▶ _Task_
Copy out the material word for word, from its first line down through the line containing "kenji-cloud [551,136,555,158]", with both of those lines included.

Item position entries

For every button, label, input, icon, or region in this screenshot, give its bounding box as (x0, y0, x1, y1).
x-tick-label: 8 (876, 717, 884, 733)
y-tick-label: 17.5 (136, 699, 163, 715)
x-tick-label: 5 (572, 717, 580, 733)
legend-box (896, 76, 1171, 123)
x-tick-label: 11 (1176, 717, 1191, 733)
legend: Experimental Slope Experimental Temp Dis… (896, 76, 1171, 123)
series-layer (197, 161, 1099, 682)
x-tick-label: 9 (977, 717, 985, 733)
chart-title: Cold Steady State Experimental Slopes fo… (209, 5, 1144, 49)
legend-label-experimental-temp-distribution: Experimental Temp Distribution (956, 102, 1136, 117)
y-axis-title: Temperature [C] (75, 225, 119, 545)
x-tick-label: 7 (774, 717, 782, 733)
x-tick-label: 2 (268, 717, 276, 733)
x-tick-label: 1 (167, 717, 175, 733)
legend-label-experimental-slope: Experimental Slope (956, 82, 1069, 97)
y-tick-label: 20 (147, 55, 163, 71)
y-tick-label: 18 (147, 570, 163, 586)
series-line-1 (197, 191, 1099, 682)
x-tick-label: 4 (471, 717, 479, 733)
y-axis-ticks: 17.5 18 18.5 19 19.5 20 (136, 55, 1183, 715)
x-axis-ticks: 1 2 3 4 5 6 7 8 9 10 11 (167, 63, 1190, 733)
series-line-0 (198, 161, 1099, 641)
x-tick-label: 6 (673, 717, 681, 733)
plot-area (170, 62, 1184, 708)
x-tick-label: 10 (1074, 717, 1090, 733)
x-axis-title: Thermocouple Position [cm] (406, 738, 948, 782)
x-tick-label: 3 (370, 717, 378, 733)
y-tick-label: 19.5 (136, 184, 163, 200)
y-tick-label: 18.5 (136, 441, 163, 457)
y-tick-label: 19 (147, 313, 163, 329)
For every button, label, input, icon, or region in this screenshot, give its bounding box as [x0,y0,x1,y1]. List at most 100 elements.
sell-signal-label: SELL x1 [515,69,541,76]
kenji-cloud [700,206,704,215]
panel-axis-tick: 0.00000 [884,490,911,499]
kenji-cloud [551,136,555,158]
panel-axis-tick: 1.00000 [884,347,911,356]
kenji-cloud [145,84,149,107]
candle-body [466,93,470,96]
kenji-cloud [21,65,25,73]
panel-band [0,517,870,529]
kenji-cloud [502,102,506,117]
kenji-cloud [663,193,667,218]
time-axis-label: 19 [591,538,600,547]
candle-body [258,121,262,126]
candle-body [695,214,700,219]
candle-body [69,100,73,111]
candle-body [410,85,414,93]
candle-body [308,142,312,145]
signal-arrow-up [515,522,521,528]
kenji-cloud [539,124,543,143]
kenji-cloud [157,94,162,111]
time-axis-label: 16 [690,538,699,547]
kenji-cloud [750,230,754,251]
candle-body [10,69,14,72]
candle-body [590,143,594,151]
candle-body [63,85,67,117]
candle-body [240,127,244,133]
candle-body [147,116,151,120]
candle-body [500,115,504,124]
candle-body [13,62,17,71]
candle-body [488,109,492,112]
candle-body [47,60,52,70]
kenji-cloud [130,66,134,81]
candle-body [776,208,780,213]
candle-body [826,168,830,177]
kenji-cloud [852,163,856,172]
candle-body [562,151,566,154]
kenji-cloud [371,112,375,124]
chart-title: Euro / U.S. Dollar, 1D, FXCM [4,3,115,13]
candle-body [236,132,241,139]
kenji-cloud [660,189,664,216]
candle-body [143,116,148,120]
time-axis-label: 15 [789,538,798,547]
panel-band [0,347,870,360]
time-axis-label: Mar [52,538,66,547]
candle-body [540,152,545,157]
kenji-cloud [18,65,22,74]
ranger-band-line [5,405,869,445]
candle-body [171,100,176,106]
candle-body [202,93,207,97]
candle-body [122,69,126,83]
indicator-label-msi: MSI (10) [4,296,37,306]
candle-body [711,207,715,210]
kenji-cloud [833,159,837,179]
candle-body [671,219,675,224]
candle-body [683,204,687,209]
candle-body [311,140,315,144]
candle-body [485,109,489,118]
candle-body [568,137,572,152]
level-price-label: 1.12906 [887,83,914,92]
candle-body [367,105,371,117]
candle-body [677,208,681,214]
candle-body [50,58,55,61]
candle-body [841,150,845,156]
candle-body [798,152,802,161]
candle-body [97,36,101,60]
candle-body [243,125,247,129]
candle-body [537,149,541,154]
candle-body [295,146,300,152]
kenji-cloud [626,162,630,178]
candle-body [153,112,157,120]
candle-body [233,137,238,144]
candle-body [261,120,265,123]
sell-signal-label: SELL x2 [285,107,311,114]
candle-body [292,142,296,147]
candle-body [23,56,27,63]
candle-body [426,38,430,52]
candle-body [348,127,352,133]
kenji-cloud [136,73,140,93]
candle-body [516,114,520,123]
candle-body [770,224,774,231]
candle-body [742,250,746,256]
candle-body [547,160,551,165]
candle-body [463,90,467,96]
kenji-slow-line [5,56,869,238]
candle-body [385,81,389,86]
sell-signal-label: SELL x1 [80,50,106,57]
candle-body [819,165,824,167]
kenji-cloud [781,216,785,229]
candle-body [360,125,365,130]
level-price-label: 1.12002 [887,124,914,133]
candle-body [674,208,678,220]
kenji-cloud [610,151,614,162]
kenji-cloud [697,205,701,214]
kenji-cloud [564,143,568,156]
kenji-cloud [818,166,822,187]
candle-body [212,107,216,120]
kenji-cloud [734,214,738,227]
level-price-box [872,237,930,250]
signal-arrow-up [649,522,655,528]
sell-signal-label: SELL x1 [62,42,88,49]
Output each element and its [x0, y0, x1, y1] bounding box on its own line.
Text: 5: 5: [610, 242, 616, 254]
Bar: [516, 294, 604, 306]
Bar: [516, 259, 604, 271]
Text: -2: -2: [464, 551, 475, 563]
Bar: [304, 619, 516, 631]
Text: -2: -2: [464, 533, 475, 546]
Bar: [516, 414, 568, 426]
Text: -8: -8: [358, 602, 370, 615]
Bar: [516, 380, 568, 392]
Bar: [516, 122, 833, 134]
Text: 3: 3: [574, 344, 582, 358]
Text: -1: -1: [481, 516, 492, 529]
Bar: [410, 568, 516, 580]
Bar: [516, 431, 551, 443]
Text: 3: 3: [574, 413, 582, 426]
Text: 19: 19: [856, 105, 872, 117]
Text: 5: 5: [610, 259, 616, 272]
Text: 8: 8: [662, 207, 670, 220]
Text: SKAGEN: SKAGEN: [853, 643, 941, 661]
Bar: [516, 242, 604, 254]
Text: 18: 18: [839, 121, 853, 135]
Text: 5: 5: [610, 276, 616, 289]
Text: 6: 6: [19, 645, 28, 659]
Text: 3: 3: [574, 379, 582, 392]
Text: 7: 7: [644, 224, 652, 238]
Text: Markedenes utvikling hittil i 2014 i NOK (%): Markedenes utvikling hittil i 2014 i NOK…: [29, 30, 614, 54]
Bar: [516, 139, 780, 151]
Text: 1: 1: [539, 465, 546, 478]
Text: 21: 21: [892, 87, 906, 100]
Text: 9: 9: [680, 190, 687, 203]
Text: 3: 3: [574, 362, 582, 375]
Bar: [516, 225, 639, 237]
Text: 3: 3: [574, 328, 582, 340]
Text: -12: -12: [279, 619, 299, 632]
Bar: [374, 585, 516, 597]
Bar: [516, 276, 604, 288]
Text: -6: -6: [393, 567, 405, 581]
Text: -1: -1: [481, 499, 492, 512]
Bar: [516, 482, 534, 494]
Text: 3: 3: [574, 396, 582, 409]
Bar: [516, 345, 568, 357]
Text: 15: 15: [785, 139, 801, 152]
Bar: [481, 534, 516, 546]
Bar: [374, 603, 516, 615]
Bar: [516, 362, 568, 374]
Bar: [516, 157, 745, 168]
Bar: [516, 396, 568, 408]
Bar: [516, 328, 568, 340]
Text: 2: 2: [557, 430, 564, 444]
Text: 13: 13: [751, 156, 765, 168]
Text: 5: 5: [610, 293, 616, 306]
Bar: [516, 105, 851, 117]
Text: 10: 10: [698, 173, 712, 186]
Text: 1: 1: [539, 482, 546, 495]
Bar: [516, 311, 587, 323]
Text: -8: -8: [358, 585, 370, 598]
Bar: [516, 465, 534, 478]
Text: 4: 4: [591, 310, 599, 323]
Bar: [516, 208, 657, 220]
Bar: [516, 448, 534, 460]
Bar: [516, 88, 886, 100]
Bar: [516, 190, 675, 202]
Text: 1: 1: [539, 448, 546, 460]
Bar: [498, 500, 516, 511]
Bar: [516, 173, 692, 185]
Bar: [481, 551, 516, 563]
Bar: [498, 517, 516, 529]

▶ _Reply to the task_
For every button, label, input, icon, or region in this screenshot, give its bounding box as (x0, y0, x1, y1).
x-tick-label: 8 (876, 717, 884, 733)
y-tick-label: 17.5 (136, 699, 163, 715)
x-tick-label: 5 (572, 717, 580, 733)
legend-box (896, 76, 1171, 123)
x-tick-label: 11 (1176, 717, 1191, 733)
legend: Experimental Slope Experimental Temp Dis… (896, 76, 1171, 123)
series-layer (197, 161, 1099, 682)
x-tick-label: 9 (977, 717, 985, 733)
chart-title: Cold Steady State Experimental Slopes fo… (209, 5, 1144, 49)
legend-label-experimental-temp-distribution: Experimental Temp Distribution (956, 102, 1136, 117)
y-axis-title: Temperature [C] (75, 225, 119, 545)
x-tick-label: 7 (774, 717, 782, 733)
x-tick-label: 2 (268, 717, 276, 733)
x-tick-label: 1 (167, 717, 175, 733)
legend-label-experimental-slope: Experimental Slope (956, 82, 1069, 97)
y-tick-label: 20 (147, 55, 163, 71)
y-tick-label: 18 (147, 570, 163, 586)
series-line-1 (197, 191, 1099, 682)
x-tick-label: 4 (471, 717, 479, 733)
y-axis-ticks: 17.5 18 18.5 19 19.5 20 (136, 55, 1183, 715)
x-axis-ticks: 1 2 3 4 5 6 7 8 9 10 11 (167, 63, 1190, 733)
series-line-0 (198, 161, 1099, 641)
x-tick-label: 6 (673, 717, 681, 733)
plot-area (170, 62, 1184, 708)
x-tick-label: 10 (1074, 717, 1090, 733)
x-axis-title: Thermocouple Position [cm] (406, 738, 948, 782)
x-tick-label: 3 (370, 717, 378, 733)
y-tick-label: 19.5 (136, 184, 163, 200)
y-tick-label: 18.5 (136, 441, 163, 457)
y-tick-label: 19 (147, 313, 163, 329)
For every button, label, input, icon, or region in this screenshot, give its bounding box as [x0,y0,x1,y1]. List at most 100 elements.
sell-signal-label: SELL x1 [515,69,541,76]
kenji-cloud [700,206,704,215]
panel-axis-tick: 0.00000 [884,490,911,499]
kenji-cloud [551,136,555,158]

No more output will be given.